Reproduce every record below exactly as it appears.
● ● ● ● ●
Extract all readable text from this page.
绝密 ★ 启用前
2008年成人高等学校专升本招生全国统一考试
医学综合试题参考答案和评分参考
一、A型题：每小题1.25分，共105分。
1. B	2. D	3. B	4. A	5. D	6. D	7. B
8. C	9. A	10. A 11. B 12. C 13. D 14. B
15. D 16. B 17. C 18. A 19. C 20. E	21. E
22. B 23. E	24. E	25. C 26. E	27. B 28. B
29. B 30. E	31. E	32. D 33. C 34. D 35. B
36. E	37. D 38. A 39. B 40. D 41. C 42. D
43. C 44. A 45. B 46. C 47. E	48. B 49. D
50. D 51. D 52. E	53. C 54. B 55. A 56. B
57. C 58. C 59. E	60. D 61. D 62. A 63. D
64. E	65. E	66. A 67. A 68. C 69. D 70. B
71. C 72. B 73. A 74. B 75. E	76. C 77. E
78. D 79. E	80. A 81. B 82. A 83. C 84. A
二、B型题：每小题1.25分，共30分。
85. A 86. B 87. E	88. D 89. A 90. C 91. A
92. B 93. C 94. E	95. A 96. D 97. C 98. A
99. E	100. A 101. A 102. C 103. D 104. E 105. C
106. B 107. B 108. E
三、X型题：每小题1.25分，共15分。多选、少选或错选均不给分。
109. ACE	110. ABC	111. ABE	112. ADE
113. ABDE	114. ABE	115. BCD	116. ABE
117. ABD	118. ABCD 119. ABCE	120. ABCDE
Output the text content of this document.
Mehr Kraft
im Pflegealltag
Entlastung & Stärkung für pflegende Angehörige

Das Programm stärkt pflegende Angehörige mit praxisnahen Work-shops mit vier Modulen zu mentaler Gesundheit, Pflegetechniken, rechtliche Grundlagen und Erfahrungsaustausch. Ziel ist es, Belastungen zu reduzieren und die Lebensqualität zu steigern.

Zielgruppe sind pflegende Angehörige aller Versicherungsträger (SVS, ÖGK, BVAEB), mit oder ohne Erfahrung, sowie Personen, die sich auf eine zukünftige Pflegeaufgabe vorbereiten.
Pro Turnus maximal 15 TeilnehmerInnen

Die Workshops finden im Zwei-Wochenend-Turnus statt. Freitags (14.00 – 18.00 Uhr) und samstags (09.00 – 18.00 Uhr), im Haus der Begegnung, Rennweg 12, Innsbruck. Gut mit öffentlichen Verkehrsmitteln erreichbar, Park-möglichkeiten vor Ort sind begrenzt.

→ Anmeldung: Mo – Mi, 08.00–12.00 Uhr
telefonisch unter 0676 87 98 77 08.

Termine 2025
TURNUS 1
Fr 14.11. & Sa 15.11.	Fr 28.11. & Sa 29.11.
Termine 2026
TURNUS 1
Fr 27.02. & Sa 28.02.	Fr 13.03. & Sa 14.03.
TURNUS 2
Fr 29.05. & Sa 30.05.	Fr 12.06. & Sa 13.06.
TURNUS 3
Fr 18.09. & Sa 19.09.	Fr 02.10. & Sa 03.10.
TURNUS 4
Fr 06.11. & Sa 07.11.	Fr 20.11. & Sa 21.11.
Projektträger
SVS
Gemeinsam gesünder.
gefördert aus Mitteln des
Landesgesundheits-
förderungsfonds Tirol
● ● ● ● ●
◆ Correct answer:
Extract all readable text from this page.
绝密 ★ 启用前
2008年成人高等学校专升本招生全国统一考试
医学综合试题参考答案和评分参考
一、A型题：每小题1.25分，共105分。
1. B	2. D	3. B	4. A	5. D	6. D	7. B
8. C	9. A	10. A 11. B 12. C 13. D 14. B
15. D 16. B 17. C 18. A 19. C 20. E	21. E
22. B 23. E	24. E	25. C 26. E	27. B 28. B
29. B 30. E	31. E	32. D 33. C 34. D 35. B
36. E	37. D 38. A 39. B 40. D 41. C 42. D
43. C 44. A 45. B 46. C 47. E	48. B 49. D
50. D 51. D 52. E	53. C 54. B 55. A 56. B
57. C 58. C 59. E	60. D 61. D 62. A 63. D
64. E	65. E	66. A 67. A 68. C 69. D 70. B
71. C 72. B 73. A 74. B 75. E	76. C 77. E
78. D 79. E	80. A 81. B 82. A 83. C 84. A
二、B型题：每小题1.25分，共30分。
85. A 86. B 87. E	88. D 89. A 90. C 91. A
92. B 93. C 94. E	95. A 96. D 97. C 98. A
99. E	100. A 101. A 102. C 103. D 104. E 105. C
106. B 107. B 108. E
三、X型题：每小题1.25分，共15分。多选、少选或错选均不给分。
109. ACE	110. ABC	111. ABE	112. ADE
113. ABDE	114. ABE	115. BCD	116. ABE
117. ABD	118. ABCD 119. ABCE	120. ABCDE
Output the text content of this document.
Mehr Kraft
im Pflegealltag
Entlastung & Stärkung für pflegende Angehörige

Das Programm stärkt pflegende Angehörige mit praxisnahen Work-shops mit vier Modulen zu mentaler Gesundheit, Pflegetechniken, rechtliche Grundlagen und Erfahrungsaustausch. Ziel ist es, Belastungen zu reduzieren und die Lebensqualität zu steigern.

Zielgruppe sind pflegende Angehörige aller Versicherungsträger (SVS, ÖGK, BVAEB), mit oder ohne Erfahrung, sowie Personen, die sich auf eine zukünftige Pflegeaufgabe vorbereiten.
Pro Turnus maximal 15 TeilnehmerInnen

Die Workshops finden im Zwei-Wochenend-Turnus statt. Freitags (14.00 – 18.00 Uhr) und samstags (09.00 – 18.00 Uhr), im Haus der Begegnung, Rennweg 12, Innsbruck. Gut mit öffentlichen Verkehrsmitteln erreichbar, Park-möglichkeiten vor Ort sind begrenzt.

→ Anmeldung: Mo – Mi, 08.00–12.00 Uhr
telefonisch unter 0676 87 98 77 08.

Termine 2025
TURNUS 1
Fr 14.11. & Sa 15.11.	Fr 28.11. & Sa 29.11.
Termine 2026
TURNUS 1
Fr 27.02. & Sa 28.02.	Fr 13.03. & Sa 14.03.
TURNUS 2
Fr 29.05. & Sa 30.05.	Fr 12.06. & Sa 13.06.
TURNUS 3
Fr 18.09. & Sa 19.09.	Fr 02.10. & Sa 03.10.
TURNUS 4
Fr 06.11. & Sa 07.11.	Fr 20.11. & Sa 21.11.
Projektträger
SVS
Gemeinsam gesünder.
gefördert aus Mitteln des
Landesgesundheits-
förderungsfonds Tirol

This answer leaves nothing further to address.